Dataset items:
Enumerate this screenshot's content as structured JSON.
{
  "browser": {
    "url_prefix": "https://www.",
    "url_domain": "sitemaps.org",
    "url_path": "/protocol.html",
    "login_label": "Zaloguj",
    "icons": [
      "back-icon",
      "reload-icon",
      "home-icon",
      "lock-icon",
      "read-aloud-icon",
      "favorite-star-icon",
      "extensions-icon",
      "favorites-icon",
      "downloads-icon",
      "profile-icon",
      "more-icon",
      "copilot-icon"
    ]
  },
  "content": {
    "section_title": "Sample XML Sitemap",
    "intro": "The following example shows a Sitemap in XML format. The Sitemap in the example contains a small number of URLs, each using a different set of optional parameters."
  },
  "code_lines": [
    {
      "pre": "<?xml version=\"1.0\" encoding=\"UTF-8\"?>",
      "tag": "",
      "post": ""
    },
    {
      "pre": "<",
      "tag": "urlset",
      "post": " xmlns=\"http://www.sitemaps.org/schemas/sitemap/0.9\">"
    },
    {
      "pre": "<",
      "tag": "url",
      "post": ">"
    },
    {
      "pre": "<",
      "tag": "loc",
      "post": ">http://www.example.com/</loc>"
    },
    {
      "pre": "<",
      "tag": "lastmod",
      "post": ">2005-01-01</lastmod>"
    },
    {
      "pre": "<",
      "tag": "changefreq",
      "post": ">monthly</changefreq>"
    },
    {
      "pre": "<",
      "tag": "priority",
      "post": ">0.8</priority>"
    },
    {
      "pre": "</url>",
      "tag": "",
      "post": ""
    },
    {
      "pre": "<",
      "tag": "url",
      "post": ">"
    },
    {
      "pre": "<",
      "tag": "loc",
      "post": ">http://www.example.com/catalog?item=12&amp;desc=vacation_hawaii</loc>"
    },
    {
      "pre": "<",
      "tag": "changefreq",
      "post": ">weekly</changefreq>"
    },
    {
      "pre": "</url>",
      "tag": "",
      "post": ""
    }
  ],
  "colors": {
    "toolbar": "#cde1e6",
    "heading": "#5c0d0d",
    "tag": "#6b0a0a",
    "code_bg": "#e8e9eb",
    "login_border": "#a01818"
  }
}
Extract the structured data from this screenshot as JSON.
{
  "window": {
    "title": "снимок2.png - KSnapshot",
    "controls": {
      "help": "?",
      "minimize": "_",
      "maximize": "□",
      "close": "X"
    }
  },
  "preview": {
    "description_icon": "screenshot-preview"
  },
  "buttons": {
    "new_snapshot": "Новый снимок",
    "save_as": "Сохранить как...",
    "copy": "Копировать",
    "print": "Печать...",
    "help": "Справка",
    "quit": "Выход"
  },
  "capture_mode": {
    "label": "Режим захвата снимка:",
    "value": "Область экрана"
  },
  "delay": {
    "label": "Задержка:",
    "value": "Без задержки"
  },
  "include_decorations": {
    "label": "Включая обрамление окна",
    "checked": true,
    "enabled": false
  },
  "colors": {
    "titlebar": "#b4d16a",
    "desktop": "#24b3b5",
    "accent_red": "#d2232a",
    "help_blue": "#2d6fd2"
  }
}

§ Exercise details: Repeat the listing exactly, from its first line to its last.

§ Response for this exercise:
Enumerate this screenshot's content as structured JSON.
{
  "browser": {
    "url_prefix": "https://www.",
    "url_domain": "sitemaps.org",
    "url_path": "/protocol.html",
    "login_label": "Zaloguj",
    "icons": [
      "back-icon",
      "reload-icon",
      "home-icon",
      "lock-icon",
      "read-aloud-icon",
      "favorite-star-icon",
      "extensions-icon",
      "favorites-icon",
      "downloads-icon",
      "profile-icon",
      "more-icon",
      "copilot-icon"
    ]
  },
  "content": {
    "section_title": "Sample XML Sitemap",
    "intro": "The following example shows a Sitemap in XML format. The Sitemap in the example contains a small number of URLs, each using a different set of optional parameters."
  },
  "code_lines": [
    {
      "pre": "<?xml version=\"1.0\" encoding=\"UTF-8\"?>",
      "tag": "",
      "post": ""
    },
    {
      "pre": "<",
      "tag": "urlset",
      "post": " xmlns=\"http://www.sitemaps.org/schemas/sitemap/0.9\">"
    },
    {
      "pre": "<",
      "tag": "url",
      "post": ">"
    },
    {
      "pre": "<",
      "tag": "loc",
      "post": ">http://www.example.com/</loc>"
    },
    {
      "pre": "<",
      "tag": "lastmod",
      "post": ">2005-01-01</lastmod>"
    },
    {
      "pre": "<",
      "tag": "changefreq",
      "post": ">monthly</changefreq>"
    },
    {
      "pre": "<",
      "tag": "priority",
      "post": ">0.8</priority>"
    },
    {
      "pre": "</url>",
      "tag": "",
      "post": ""
    },
    {
      "pre": "<",
      "tag": "url",
      "post": ">"
    },
    {
      "pre": "<",
      "tag": "loc",
      "post": ">http://www.example.com/catalog?item=12&amp;desc=vacation_hawaii</loc>"
    },
    {
      "pre": "<",
      "tag": "changefreq",
      "post": ">weekly</changefreq>"
    },
    {
      "pre": "</url>",
      "tag": "",
      "post": ""
    }
  ],
  "colors": {
    "toolbar": "#cde1e6",
    "heading": "#5c0d0d",
    "tag": "#6b0a0a",
    "code_bg": "#e8e9eb",
    "login_border": "#a01818"
  }
}
Extract the structured data from this screenshot as JSON.
{
  "window": {
    "title": "снимок2.png - KSnapshot",
    "controls": {
      "help": "?",
      "minimize": "_",
      "maximize": "□",
      "close": "X"
    }
  },
  "preview": {
    "description_icon": "screenshot-preview"
  },
  "buttons": {
    "new_snapshot": "Новый снимок",
    "save_as": "Сохранить как...",
    "copy": "Копировать",
    "print": "Печать...",
    "help": "Справка",
    "quit": "Выход"
  },
  "capture_mode": {
    "label": "Режим захвата снимка:",
    "value": "Область экрана"
  },
  "delay": {
    "label": "Задержка:",
    "value": "Без задержки"
  },
  "include_decorations": {
    "label": "Включая обрамление окна",
    "checked": true,
    "enabled": false
  },
  "colors": {
    "titlebar": "#b4d16a",
    "desktop": "#24b3b5",
    "accent_red": "#d2232a",
    "help_blue": "#2d6fd2"
  }
}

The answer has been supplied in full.